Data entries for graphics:
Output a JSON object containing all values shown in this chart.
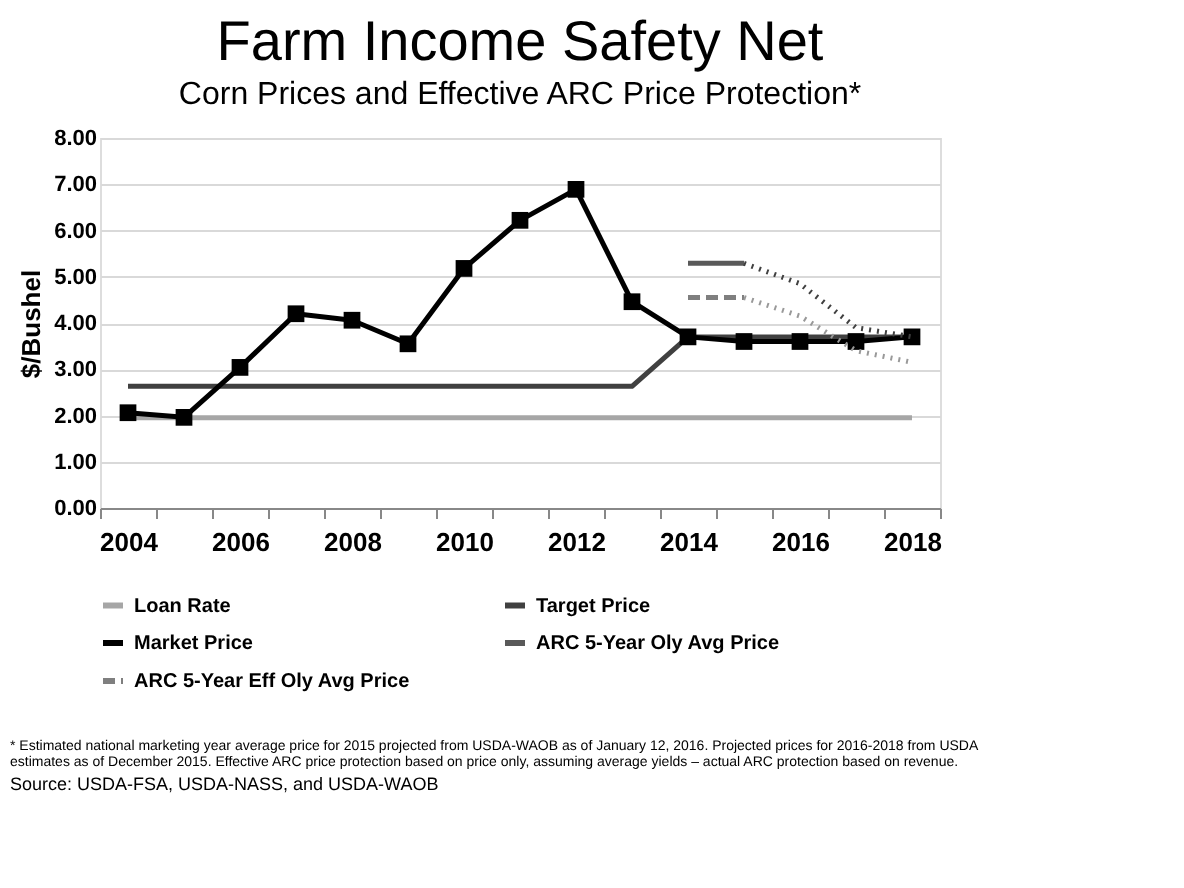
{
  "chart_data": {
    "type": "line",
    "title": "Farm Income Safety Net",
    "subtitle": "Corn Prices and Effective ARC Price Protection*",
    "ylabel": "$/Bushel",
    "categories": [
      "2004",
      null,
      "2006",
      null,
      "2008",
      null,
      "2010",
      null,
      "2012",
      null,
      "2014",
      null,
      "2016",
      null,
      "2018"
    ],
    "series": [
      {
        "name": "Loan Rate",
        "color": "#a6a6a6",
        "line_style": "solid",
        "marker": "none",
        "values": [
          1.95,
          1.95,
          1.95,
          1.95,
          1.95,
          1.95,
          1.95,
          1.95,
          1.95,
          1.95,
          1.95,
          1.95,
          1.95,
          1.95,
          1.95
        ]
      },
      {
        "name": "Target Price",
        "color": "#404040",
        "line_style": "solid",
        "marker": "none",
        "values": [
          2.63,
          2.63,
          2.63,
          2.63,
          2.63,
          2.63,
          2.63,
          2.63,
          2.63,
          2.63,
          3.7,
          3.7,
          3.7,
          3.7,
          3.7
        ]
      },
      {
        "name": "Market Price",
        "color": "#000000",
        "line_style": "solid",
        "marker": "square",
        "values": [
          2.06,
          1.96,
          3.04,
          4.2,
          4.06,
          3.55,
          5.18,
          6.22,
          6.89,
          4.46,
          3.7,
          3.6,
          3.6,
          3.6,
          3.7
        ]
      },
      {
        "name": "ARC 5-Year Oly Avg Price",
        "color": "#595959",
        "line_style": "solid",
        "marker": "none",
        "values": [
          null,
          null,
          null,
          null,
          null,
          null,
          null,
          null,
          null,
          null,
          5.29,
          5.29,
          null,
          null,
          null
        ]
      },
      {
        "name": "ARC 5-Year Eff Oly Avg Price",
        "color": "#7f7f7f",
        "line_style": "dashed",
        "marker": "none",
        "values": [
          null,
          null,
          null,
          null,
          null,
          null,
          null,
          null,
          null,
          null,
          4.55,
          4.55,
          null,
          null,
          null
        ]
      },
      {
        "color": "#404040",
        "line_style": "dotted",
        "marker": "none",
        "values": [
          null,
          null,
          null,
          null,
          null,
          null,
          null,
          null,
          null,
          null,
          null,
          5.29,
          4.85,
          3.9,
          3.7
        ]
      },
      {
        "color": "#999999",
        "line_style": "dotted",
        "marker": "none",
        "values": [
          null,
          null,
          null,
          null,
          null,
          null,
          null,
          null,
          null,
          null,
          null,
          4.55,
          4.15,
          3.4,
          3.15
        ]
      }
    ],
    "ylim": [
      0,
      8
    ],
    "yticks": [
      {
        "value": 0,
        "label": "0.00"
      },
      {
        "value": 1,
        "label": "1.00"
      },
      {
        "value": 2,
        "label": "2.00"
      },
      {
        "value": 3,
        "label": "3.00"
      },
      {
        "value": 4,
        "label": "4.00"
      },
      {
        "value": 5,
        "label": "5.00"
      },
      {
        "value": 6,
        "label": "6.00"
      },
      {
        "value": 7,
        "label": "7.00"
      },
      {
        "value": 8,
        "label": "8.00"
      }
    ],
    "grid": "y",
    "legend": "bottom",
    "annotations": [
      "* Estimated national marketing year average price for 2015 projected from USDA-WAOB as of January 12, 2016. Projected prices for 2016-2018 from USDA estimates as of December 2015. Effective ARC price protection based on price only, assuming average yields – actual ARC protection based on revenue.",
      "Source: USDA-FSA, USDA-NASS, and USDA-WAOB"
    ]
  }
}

» Do this
Using the listing above, show each line holding the string "color".

» Problem solution
        "color": "#a6a6a6",
        "color": "#404040",
        "color": "#000000",
        "color": "#595959",
        "color": "#7f7f7f",
        "color": "#404040",
        "color": "#999999",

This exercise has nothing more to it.